__Exercise aim__: Reproduce the material in full, unchanged.

Part of a data file
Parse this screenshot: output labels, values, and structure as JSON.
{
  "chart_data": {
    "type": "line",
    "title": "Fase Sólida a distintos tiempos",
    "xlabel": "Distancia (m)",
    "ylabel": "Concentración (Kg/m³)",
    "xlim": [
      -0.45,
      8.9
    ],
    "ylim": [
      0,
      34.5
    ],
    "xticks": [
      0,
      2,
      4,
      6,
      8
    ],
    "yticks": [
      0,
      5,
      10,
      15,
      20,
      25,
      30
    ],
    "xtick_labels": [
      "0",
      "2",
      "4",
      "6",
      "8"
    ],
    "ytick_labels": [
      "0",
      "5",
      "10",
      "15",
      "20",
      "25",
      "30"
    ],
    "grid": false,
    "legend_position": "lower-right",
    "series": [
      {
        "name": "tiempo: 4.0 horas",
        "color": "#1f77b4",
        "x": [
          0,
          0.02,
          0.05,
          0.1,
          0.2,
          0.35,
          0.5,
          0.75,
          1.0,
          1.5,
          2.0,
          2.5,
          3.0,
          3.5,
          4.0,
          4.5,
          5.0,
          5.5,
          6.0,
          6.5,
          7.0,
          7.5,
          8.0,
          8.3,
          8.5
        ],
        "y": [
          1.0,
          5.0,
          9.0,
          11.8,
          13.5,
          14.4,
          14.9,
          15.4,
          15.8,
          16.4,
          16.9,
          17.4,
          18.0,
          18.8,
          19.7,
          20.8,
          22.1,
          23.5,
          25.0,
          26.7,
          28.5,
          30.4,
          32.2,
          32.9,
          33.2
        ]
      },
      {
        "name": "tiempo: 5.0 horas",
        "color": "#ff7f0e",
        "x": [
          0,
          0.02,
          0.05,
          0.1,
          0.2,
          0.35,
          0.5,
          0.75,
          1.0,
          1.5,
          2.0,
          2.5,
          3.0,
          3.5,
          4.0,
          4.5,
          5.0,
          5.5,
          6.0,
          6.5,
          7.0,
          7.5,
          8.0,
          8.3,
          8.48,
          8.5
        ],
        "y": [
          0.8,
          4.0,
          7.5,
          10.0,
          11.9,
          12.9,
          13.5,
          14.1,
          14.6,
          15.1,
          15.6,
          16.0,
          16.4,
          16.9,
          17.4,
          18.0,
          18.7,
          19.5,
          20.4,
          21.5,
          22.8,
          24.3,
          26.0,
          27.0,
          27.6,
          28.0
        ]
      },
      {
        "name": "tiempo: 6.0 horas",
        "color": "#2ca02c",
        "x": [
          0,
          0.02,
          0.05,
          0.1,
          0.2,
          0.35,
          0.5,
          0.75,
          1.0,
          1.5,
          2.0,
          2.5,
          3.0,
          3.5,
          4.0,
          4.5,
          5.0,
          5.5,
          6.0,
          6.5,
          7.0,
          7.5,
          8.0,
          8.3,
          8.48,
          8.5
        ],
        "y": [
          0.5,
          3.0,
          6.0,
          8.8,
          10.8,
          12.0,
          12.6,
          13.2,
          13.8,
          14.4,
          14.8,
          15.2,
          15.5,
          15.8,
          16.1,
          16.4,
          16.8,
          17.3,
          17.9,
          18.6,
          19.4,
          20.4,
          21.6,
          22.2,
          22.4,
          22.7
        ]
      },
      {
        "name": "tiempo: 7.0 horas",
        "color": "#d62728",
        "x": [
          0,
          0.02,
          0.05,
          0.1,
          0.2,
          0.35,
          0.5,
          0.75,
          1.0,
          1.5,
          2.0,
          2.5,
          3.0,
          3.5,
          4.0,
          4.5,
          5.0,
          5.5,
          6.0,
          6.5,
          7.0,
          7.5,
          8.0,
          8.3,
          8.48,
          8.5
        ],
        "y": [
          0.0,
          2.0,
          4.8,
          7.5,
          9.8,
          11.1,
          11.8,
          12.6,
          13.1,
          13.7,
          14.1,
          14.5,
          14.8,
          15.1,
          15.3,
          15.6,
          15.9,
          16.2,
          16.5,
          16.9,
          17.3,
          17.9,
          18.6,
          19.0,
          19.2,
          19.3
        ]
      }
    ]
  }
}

__Exercise answer__:
Parse this screenshot: output labels, values, and structure as JSON.
{
  "chart_data": {
    "type": "line",
    "title": "Fase Sólida a distintos tiempos",
    "xlabel": "Distancia (m)",
    "ylabel": "Concentración (Kg/m³)",
    "xlim": [
      -0.45,
      8.9
    ],
    "ylim": [
      0,
      34.5
    ],
    "xticks": [
      0,
      2,
      4,
      6,
      8
    ],
    "yticks": [
      0,
      5,
      10,
      15,
      20,
      25,
      30
    ],
    "xtick_labels": [
      "0",
      "2",
      "4",
      "6",
      "8"
    ],
    "ytick_labels": [
      "0",
      "5",
      "10",
      "15",
      "20",
      "25",
      "30"
    ],
    "grid": false,
    "legend_position": "lower-right",
    "series": [
      {
        "name": "tiempo: 4.0 horas",
        "color": "#1f77b4",
        "x": [
          0,
          0.02,
          0.05,
          0.1,
          0.2,
          0.35,
          0.5,
          0.75,
          1.0,
          1.5,
          2.0,
          2.5,
          3.0,
          3.5,
          4.0,
          4.5,
          5.0,
          5.5,
          6.0,
          6.5,
          7.0,
          7.5,
          8.0,
          8.3,
          8.5
        ],
        "y": [
          1.0,
          5.0,
          9.0,
          11.8,
          13.5,
          14.4,
          14.9,
          15.4,
          15.8,
          16.4,
          16.9,
          17.4,
          18.0,
          18.8,
          19.7,
          20.8,
          22.1,
          23.5,
          25.0,
          26.7,
          28.5,
          30.4,
          32.2,
          32.9,
          33.2
        ]
      },
      {
        "name": "tiempo: 5.0 horas",
        "color": "#ff7f0e",
        "x": [
          0,
          0.02,
          0.05,
          0.1,
          0.2,
          0.35,
          0.5,
          0.75,
          1.0,
          1.5,
          2.0,
          2.5,
          3.0,
          3.5,
          4.0,
          4.5,
          5.0,
          5.5,
          6.0,
          6.5,
          7.0,
          7.5,
          8.0,
          8.3,
          8.48,
          8.5
        ],
        "y": [
          0.8,
          4.0,
          7.5,
          10.0,
          11.9,
          12.9,
          13.5,
          14.1,
          14.6,
          15.1,
          15.6,
          16.0,
          16.4,
          16.9,
          17.4,
          18.0,
          18.7,
          19.5,
          20.4,
          21.5,
          22.8,
          24.3,
          26.0,
          27.0,
          27.6,
          28.0
        ]
      },
      {
        "name": "tiempo: 6.0 horas",
        "color": "#2ca02c",
        "x": [
          0,
          0.02,
          0.05,
          0.1,
          0.2,
          0.35,
          0.5,
          0.75,
          1.0,
          1.5,
          2.0,
          2.5,
          3.0,
          3.5,
          4.0,
          4.5,
          5.0,
          5.5,
          6.0,
          6.5,
          7.0,
          7.5,
          8.0,
          8.3,
          8.48,
          8.5
        ],
        "y": [
          0.5,
          3.0,
          6.0,
          8.8,
          10.8,
          12.0,
          12.6,
          13.2,
          13.8,
          14.4,
          14.8,
          15.2,
          15.5,
          15.8,
          16.1,
          16.4,
          16.8,
          17.3,
          17.9,
          18.6,
          19.4,
          20.4,
          21.6,
          22.2,
          22.4,
          22.7
        ]
      },
      {
        "name": "tiempo: 7.0 horas",
        "color": "#d62728",
        "x": [
          0,
          0.02,
          0.05,
          0.1,
          0.2,
          0.35,
          0.5,
          0.75,
          1.0,
          1.5,
          2.0,
          2.5,
          3.0,
          3.5,
          4.0,
          4.5,
          5.0,
          5.5,
          6.0,
          6.5,
          7.0,
          7.5,
          8.0,
          8.3,
          8.48,
          8.5
        ],
        "y": [
          0.0,
          2.0,
          4.8,
          7.5,
          9.8,
          11.1,
          11.8,
          12.6,
          13.1,
          13.7,
          14.1,
          14.5,
          14.8,
          15.1,
          15.3,
          15.6,
          15.9,
          16.2,
          16.5,
          16.9,
          17.3,
          17.9,
          18.6,
          19.0,
          19.2,
          19.3
        ]
      }
    ]
  }
}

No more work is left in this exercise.